_What this task involves_: Show every line that has the string "available" in it.

━━━━━━━━━━━━━━━━

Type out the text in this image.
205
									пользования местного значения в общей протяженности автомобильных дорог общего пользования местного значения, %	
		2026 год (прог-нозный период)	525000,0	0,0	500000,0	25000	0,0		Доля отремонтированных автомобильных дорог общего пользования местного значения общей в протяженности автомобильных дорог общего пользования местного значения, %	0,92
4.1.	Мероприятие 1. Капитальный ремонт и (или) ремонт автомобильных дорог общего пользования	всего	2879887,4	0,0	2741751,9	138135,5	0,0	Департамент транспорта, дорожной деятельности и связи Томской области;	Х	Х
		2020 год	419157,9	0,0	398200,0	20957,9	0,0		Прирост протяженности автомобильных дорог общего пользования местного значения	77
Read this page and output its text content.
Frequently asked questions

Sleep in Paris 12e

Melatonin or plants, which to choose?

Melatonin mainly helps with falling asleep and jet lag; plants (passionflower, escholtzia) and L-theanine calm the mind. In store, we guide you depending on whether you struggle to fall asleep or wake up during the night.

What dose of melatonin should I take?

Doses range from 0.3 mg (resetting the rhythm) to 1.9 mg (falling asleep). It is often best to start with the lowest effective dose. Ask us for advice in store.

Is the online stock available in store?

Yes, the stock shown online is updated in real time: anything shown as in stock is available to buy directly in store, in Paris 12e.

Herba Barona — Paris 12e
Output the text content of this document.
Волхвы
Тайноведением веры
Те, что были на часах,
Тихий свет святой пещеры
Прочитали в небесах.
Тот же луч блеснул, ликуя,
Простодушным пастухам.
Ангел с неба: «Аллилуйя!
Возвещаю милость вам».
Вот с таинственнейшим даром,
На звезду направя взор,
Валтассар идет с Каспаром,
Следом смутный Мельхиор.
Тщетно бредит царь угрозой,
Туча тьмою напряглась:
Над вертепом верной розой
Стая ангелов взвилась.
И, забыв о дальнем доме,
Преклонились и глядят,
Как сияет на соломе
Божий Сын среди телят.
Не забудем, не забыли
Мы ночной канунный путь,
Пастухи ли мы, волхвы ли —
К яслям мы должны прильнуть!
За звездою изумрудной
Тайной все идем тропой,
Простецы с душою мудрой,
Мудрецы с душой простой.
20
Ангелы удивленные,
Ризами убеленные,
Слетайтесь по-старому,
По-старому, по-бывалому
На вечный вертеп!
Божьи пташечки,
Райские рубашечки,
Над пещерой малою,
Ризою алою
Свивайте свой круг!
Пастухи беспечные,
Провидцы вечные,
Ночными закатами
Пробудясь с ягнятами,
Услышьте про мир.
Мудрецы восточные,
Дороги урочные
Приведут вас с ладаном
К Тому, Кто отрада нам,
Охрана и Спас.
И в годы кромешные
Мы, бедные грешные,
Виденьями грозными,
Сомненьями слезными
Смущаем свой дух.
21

━━━━━━━━━━━━━━━━

_Result for this task_:
Is the online stock available in store?
Yes, the stock shown online is updated in real time: anything shown as in stock is available to buy directly in store, in Paris 12e.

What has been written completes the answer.